*Written problem*
Without skipping anything, write out each record below exactly.
══════════════════════════════
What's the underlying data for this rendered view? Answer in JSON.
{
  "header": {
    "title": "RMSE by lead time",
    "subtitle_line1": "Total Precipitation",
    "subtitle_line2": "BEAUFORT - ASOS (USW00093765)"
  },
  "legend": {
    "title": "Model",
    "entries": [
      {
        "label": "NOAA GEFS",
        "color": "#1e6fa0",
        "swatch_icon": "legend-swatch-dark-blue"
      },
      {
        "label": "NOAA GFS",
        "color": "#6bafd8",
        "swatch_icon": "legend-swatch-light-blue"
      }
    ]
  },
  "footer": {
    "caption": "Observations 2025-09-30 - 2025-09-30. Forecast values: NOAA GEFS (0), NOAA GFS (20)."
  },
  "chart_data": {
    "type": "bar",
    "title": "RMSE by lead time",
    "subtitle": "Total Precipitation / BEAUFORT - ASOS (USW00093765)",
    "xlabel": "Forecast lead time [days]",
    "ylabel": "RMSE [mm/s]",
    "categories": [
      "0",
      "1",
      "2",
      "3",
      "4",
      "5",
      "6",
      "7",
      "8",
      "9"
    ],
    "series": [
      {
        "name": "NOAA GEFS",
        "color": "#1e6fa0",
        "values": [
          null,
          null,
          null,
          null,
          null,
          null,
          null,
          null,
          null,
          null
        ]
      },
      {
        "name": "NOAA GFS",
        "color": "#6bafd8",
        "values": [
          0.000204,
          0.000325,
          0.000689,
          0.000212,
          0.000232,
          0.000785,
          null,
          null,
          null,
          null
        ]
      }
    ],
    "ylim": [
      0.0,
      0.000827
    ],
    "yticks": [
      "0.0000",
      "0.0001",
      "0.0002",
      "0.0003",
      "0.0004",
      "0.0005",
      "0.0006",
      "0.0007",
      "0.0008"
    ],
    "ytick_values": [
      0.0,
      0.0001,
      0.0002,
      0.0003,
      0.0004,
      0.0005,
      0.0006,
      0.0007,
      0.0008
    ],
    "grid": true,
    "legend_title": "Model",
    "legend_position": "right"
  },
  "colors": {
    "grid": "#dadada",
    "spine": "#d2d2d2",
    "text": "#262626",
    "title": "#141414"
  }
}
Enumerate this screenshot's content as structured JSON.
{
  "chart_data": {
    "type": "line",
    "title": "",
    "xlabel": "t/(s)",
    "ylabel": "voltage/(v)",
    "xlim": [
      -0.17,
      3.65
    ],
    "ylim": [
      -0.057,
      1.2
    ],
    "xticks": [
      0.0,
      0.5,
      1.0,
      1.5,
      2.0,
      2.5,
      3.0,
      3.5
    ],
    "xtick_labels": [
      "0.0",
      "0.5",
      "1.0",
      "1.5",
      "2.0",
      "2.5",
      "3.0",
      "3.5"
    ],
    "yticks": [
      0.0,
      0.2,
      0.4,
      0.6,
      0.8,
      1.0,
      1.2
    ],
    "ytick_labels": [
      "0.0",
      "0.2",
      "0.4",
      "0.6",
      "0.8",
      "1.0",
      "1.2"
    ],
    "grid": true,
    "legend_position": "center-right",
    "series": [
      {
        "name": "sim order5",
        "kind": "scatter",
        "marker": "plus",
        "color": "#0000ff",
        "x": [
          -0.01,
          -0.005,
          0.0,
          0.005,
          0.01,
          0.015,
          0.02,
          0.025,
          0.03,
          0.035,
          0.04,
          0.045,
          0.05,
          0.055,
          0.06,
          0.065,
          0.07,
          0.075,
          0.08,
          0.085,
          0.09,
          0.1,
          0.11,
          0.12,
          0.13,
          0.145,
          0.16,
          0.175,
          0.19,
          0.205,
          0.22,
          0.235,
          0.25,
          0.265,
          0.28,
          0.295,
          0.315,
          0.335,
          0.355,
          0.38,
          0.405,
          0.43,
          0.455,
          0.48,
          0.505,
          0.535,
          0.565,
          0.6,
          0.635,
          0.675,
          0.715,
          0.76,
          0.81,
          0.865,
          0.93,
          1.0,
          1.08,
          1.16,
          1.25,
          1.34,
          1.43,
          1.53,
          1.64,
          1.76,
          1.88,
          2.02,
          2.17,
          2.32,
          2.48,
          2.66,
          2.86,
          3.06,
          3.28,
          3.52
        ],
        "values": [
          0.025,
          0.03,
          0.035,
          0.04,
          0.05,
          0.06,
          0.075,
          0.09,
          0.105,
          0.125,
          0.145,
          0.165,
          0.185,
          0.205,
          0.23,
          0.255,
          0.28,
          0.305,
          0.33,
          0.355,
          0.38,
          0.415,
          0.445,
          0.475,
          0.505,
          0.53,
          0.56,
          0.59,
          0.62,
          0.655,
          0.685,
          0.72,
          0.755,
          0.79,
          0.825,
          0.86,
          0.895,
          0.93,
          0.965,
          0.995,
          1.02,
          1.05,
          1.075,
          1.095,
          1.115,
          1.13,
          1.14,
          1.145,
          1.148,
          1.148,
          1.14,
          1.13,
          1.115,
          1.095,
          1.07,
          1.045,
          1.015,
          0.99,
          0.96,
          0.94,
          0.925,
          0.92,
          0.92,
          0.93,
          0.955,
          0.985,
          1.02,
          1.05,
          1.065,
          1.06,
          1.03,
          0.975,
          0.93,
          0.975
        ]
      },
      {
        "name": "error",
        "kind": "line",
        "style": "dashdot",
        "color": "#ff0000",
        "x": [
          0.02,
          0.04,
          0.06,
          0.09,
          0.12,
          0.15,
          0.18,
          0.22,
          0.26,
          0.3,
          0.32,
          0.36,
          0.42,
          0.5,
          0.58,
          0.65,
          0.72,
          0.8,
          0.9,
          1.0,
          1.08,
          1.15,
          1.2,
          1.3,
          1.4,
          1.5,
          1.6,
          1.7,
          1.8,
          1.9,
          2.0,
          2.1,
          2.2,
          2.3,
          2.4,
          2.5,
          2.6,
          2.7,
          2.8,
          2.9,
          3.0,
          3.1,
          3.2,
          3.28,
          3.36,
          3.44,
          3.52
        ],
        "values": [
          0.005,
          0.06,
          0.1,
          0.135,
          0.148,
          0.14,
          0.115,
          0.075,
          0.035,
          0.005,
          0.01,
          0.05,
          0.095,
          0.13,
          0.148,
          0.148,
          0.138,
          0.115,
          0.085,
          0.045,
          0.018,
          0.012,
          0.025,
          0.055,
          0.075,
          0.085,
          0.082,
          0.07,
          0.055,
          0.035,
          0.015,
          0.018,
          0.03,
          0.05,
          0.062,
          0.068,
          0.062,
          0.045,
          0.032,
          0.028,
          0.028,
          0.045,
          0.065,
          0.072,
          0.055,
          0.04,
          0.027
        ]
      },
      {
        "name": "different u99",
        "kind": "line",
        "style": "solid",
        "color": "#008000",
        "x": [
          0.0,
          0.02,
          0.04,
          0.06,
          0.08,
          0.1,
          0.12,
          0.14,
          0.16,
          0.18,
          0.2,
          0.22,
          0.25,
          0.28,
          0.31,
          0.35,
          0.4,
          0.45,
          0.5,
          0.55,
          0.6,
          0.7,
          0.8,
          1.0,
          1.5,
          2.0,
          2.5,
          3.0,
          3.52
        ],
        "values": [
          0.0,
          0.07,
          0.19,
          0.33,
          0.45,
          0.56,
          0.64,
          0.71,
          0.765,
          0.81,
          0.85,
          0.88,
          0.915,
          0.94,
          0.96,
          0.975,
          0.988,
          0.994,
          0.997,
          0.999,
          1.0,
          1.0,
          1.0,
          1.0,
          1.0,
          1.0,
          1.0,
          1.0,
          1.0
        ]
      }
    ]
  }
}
══════════════════════════════
*Complete response*
What's the underlying data for this rendered view? Answer in JSON.
{
  "header": {
    "title": "RMSE by lead time",
    "subtitle_line1": "Total Precipitation",
    "subtitle_line2": "BEAUFORT - ASOS (USW00093765)"
  },
  "legend": {
    "title": "Model",
    "entries": [
      {
        "label": "NOAA GEFS",
        "color": "#1e6fa0",
        "swatch_icon": "legend-swatch-dark-blue"
      },
      {
        "label": "NOAA GFS",
        "color": "#6bafd8",
        "swatch_icon": "legend-swatch-light-blue"
      }
    ]
  },
  "footer": {
    "caption": "Observations 2025-09-30 - 2025-09-30. Forecast values: NOAA GEFS (0), NOAA GFS (20)."
  },
  "chart_data": {
    "type": "bar",
    "title": "RMSE by lead time",
    "subtitle": "Total Precipitation / BEAUFORT - ASOS (USW00093765)",
    "xlabel": "Forecast lead time [days]",
    "ylabel": "RMSE [mm/s]",
    "categories": [
      "0",
      "1",
      "2",
      "3",
      "4",
      "5",
      "6",
      "7",
      "8",
      "9"
    ],
    "series": [
      {
        "name": "NOAA GEFS",
        "color": "#1e6fa0",
        "values": [
          null,
          null,
          null,
          null,
          null,
          null,
          null,
          null,
          null,
          null
        ]
      },
      {
        "name": "NOAA GFS",
        "color": "#6bafd8",
        "values": [
          0.000204,
          0.000325,
          0.000689,
          0.000212,
          0.000232,
          0.000785,
          null,
          null,
          null,
          null
        ]
      }
    ],
    "ylim": [
      0.0,
      0.000827
    ],
    "yticks": [
      "0.0000",
      "0.0001",
      "0.0002",
      "0.0003",
      "0.0004",
      "0.0005",
      "0.0006",
      "0.0007",
      "0.0008"
    ],
    "ytick_values": [
      0.0,
      0.0001,
      0.0002,
      0.0003,
      0.0004,
      0.0005,
      0.0006,
      0.0007,
      0.0008
    ],
    "grid": true,
    "legend_title": "Model",
    "legend_position": "right"
  },
  "colors": {
    "grid": "#dadada",
    "spine": "#d2d2d2",
    "text": "#262626",
    "title": "#141414"
  }
}
Enumerate this screenshot's content as structured JSON.
{
  "chart_data": {
    "type": "line",
    "title": "",
    "xlabel": "t/(s)",
    "ylabel": "voltage/(v)",
    "xlim": [
      -0.17,
      3.65
    ],
    "ylim": [
      -0.057,
      1.2
    ],
    "xticks": [
      0.0,
      0.5,
      1.0,
      1.5,
      2.0,
      2.5,
      3.0,
      3.5
    ],
    "xtick_labels": [
      "0.0",
      "0.5",
      "1.0",
      "1.5",
      "2.0",
      "2.5",
      "3.0",
      "3.5"
    ],
    "yticks": [
      0.0,
      0.2,
      0.4,
      0.6,
      0.8,
      1.0,
      1.2
    ],
    "ytick_labels": [
      "0.0",
      "0.2",
      "0.4",
      "0.6",
      "0.8",
      "1.0",
      "1.2"
    ],
    "grid": true,
    "legend_position": "center-right",
    "series": [
      {
        "name": "sim order5",
        "kind": "scatter",
        "marker": "plus",
        "color": "#0000ff",
        "x": [
          -0.01,
          -0.005,
          0.0,
          0.005,
          0.01,
          0.015,
          0.02,
          0.025,
          0.03,
          0.035,
          0.04,
          0.045,
          0.05,
          0.055,
          0.06,
          0.065,
          0.07,
          0.075,
          0.08,
          0.085,
          0.09,
          0.1,
          0.11,
          0.12,
          0.13,
          0.145,
          0.16,
          0.175,
          0.19,
          0.205,
          0.22,
          0.235,
          0.25,
          0.265,
          0.28,
          0.295,
          0.315,
          0.335,
          0.355,
          0.38,
          0.405,
          0.43,
          0.455,
          0.48,
          0.505,
          0.535,
          0.565,
          0.6,
          0.635,
          0.675,
          0.715,
          0.76,
          0.81,
          0.865,
          0.93,
          1.0,
          1.08,
          1.16,
          1.25,
          1.34,
          1.43,
          1.53,
          1.64,
          1.76,
          1.88,
          2.02,
          2.17,
          2.32,
          2.48,
          2.66,
          2.86,
          3.06,
          3.28,
          3.52
        ],
        "values": [
          0.025,
          0.03,
          0.035,
          0.04,
          0.05,
          0.06,
          0.075,
          0.09,
          0.105,
          0.125,
          0.145,
          0.165,
          0.185,
          0.205,
          0.23,
          0.255,
          0.28,
          0.305,
          0.33,
          0.355,
          0.38,
          0.415,
          0.445,
          0.475,
          0.505,
          0.53,
          0.56,
          0.59,
          0.62,
          0.655,
          0.685,
          0.72,
          0.755,
          0.79,
          0.825,
          0.86,
          0.895,
          0.93,
          0.965,
          0.995,
          1.02,
          1.05,
          1.075,
          1.095,
          1.115,
          1.13,
          1.14,
          1.145,
          1.148,
          1.148,
          1.14,
          1.13,
          1.115,
          1.095,
          1.07,
          1.045,
          1.015,
          0.99,
          0.96,
          0.94,
          0.925,
          0.92,
          0.92,
          0.93,
          0.955,
          0.985,
          1.02,
          1.05,
          1.065,
          1.06,
          1.03,
          0.975,
          0.93,
          0.975
        ]
      },
      {
        "name": "error",
        "kind": "line",
        "style": "dashdot",
        "color": "#ff0000",
        "x": [
          0.02,
          0.04,
          0.06,
          0.09,
          0.12,
          0.15,
          0.18,
          0.22,
          0.26,
          0.3,
          0.32,
          0.36,
          0.42,
          0.5,
          0.58,
          0.65,
          0.72,
          0.8,
          0.9,
          1.0,
          1.08,
          1.15,
          1.2,
          1.3,
          1.4,
          1.5,
          1.6,
          1.7,
          1.8,
          1.9,
          2.0,
          2.1,
          2.2,
          2.3,
          2.4,
          2.5,
          2.6,
          2.7,
          2.8,
          2.9,
          3.0,
          3.1,
          3.2,
          3.28,
          3.36,
          3.44,
          3.52
        ],
        "values": [
          0.005,
          0.06,
          0.1,
          0.135,
          0.148,
          0.14,
          0.115,
          0.075,
          0.035,
          0.005,
          0.01,
          0.05,
          0.095,
          0.13,
          0.148,
          0.148,
          0.138,
          0.115,
          0.085,
          0.045,
          0.018,
          0.012,
          0.025,
          0.055,
          0.075,
          0.085,
          0.082,
          0.07,
          0.055,
          0.035,
          0.015,
          0.018,
          0.03,
          0.05,
          0.062,
          0.068,
          0.062,
          0.045,
          0.032,
          0.028,
          0.028,
          0.045,
          0.065,
          0.072,
          0.055,
          0.04,
          0.027
        ]
      },
      {
        "name": "different u99",
        "kind": "line",
        "style": "solid",
        "color": "#008000",
        "x": [
          0.0,
          0.02,
          0.04,
          0.06,
          0.08,
          0.1,
          0.12,
          0.14,
          0.16,
          0.18,
          0.2,
          0.22,
          0.25,
          0.28,
          0.31,
          0.35,
          0.4,
          0.45,
          0.5,
          0.55,
          0.6,
          0.7,
          0.8,
          1.0,
          1.5,
          2.0,
          2.5,
          3.0,
          3.52
        ],
        "values": [
          0.0,
          0.07,
          0.19,
          0.33,
          0.45,
          0.56,
          0.64,
          0.71,
          0.765,
          0.81,
          0.85,
          0.88,
          0.915,
          0.94,
          0.96,
          0.975,
          0.988,
          0.994,
          0.997,
          0.999,
          1.0,
          1.0,
          1.0,
          1.0,
          1.0,
          1.0,
          1.0,
          1.0,
          1.0
        ]
      }
    ]
  }
}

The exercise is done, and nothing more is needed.